What is required
In the records that follow, locate every line with "OAuth" and extract it.

Data for this exercise
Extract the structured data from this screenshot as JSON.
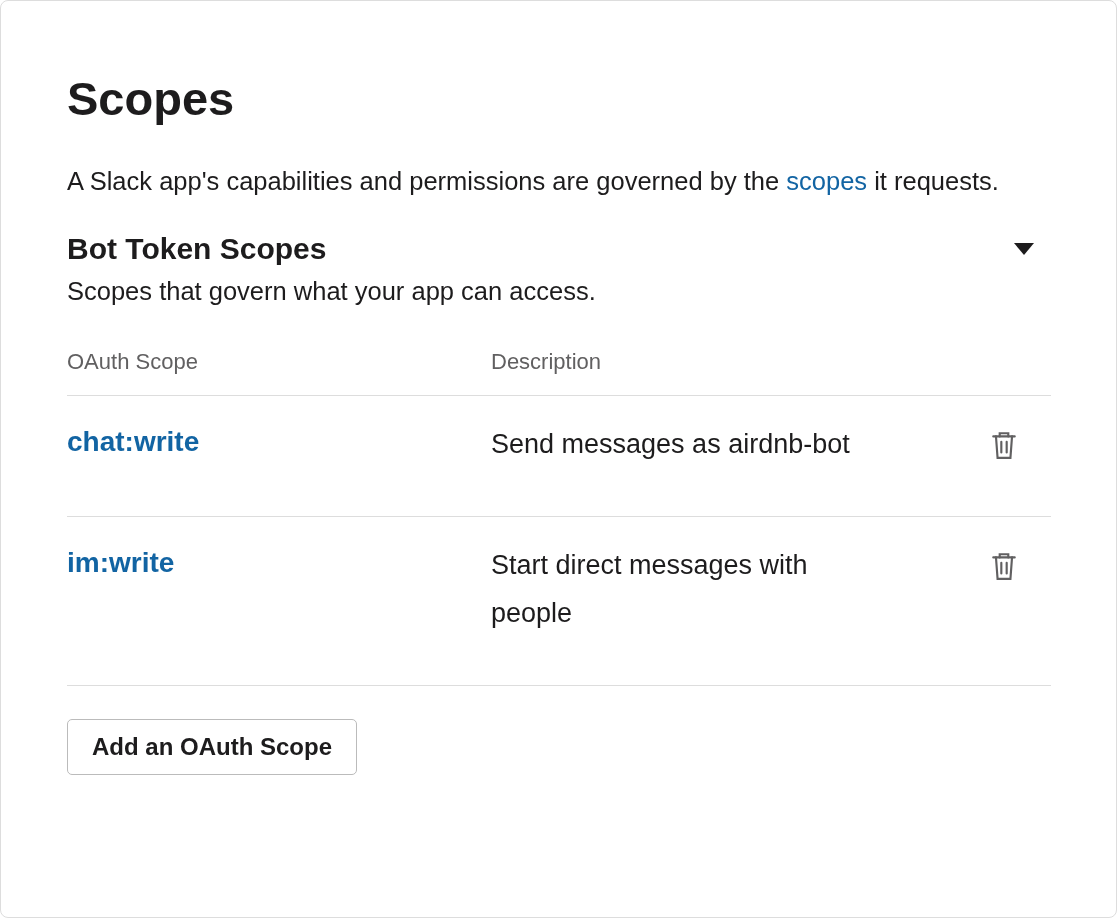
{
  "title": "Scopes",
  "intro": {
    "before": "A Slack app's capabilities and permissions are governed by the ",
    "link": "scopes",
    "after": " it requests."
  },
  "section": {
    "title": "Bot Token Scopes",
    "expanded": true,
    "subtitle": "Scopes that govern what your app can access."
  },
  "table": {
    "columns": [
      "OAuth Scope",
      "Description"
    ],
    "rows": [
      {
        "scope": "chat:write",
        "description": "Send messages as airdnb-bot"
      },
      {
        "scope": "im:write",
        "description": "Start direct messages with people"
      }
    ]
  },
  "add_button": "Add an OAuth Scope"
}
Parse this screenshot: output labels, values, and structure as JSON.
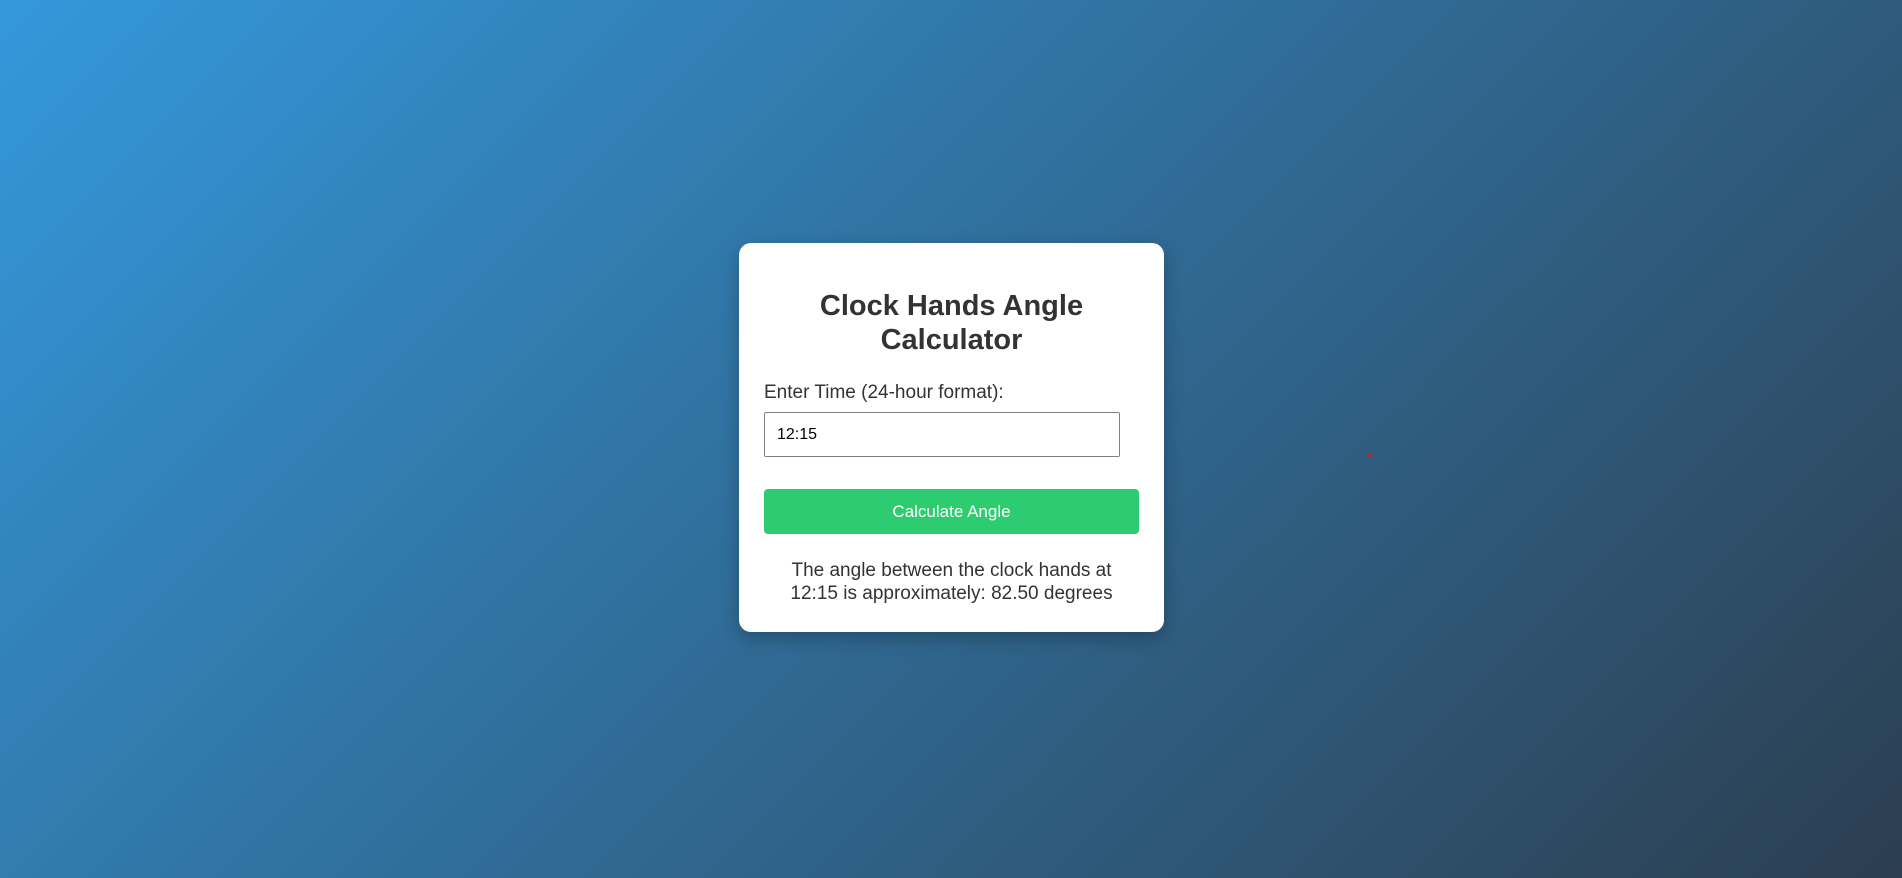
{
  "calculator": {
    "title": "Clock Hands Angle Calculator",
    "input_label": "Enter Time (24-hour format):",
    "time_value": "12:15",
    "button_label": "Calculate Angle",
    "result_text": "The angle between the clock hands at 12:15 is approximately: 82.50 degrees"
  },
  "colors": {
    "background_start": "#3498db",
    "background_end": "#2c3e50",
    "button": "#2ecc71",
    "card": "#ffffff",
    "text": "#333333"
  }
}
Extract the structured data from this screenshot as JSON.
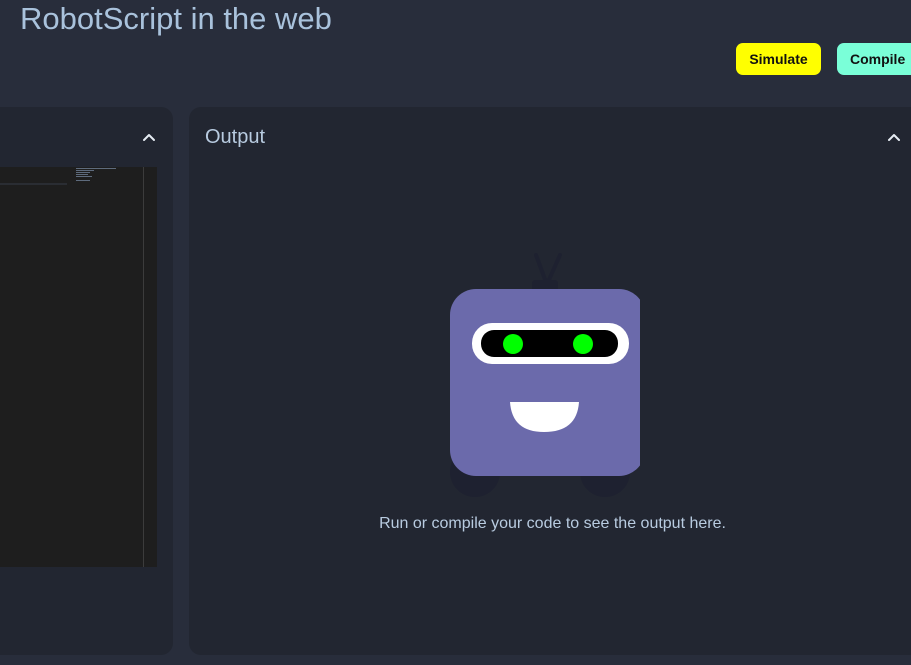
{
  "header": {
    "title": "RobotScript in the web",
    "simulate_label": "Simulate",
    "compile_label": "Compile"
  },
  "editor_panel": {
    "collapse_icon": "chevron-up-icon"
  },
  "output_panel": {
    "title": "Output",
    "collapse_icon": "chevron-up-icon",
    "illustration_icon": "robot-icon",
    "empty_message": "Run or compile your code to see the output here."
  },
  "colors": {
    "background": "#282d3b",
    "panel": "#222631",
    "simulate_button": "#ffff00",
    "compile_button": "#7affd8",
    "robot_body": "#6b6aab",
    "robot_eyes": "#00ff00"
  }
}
...
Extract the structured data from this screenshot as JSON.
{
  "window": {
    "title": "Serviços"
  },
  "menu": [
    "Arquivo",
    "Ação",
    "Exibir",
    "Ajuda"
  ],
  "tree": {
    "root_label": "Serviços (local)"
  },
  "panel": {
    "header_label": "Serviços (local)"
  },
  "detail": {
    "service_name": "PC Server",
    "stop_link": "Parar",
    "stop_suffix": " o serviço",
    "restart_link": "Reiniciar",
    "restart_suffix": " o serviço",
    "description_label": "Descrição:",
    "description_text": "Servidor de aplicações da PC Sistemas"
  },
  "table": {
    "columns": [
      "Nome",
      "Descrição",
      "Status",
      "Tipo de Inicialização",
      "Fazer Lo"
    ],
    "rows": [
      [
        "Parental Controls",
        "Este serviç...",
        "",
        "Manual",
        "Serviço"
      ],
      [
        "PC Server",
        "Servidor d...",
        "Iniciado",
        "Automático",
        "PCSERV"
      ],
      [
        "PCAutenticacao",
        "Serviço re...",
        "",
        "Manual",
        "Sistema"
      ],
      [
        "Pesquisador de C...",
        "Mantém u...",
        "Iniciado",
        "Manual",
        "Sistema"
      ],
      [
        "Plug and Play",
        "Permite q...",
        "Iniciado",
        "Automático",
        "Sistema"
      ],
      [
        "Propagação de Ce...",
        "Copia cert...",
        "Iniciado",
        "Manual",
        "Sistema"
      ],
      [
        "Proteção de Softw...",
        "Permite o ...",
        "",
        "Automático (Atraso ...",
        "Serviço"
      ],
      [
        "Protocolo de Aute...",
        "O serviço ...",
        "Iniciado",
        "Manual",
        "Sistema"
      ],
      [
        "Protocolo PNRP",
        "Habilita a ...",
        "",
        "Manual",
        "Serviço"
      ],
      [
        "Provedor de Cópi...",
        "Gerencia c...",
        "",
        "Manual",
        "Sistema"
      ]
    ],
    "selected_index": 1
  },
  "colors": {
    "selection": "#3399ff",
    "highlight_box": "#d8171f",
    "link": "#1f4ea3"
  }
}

Full answer
      "OAuth Scope",
  "add_button": "Add an OAuth Scope"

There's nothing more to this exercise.